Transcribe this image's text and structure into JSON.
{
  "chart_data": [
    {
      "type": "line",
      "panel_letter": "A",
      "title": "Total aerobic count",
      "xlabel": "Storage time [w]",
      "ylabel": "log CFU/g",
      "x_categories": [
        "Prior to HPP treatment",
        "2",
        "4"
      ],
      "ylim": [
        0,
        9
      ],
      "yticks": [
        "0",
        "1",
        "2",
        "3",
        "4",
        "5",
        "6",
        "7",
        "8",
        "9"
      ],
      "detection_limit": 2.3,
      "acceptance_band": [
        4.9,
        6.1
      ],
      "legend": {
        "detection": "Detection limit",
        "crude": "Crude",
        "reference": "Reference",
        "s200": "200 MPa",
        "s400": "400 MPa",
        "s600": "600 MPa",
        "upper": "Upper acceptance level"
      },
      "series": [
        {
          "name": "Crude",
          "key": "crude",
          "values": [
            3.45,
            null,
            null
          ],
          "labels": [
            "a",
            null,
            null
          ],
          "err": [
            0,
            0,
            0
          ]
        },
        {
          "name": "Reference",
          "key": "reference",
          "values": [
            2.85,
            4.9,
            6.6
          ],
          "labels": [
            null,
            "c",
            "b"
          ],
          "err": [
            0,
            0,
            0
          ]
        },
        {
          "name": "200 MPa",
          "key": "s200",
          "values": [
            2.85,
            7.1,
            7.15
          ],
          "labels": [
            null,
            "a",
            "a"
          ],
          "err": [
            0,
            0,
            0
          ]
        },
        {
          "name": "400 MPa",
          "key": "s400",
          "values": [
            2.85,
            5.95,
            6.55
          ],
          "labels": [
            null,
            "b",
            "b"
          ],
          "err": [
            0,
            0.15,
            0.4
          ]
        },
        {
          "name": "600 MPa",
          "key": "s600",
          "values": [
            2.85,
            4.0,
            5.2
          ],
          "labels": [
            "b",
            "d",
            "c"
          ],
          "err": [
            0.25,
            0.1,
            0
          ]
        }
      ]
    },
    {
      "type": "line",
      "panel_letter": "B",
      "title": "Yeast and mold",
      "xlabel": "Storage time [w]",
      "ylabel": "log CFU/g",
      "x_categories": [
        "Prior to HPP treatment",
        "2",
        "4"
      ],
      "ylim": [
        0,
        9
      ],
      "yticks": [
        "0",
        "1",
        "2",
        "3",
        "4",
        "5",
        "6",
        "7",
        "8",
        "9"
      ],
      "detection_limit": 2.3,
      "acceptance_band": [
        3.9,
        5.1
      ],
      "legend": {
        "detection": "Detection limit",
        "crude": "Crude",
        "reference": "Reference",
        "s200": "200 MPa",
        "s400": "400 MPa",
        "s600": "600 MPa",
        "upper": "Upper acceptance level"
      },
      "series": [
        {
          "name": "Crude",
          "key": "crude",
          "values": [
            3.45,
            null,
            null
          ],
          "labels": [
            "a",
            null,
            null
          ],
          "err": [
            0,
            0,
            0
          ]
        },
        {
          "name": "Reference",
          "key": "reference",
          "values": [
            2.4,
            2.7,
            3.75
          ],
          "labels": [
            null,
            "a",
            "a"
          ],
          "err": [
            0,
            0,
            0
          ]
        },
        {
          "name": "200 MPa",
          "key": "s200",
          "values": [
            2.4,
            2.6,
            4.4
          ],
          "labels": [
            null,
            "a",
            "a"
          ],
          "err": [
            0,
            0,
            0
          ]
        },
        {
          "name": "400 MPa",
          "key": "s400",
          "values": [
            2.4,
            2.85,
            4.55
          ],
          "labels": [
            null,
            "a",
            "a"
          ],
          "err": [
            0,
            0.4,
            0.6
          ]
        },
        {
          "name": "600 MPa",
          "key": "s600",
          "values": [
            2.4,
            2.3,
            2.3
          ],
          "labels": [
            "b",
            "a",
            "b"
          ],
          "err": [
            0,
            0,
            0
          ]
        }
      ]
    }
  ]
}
========================================
◆ Task to complete ◆
Search the listing for the word "title" and return each line that holds it.

◆ Result of the task ◆
      "title": "Total aerobic count",
      "title": "Yeast and mold",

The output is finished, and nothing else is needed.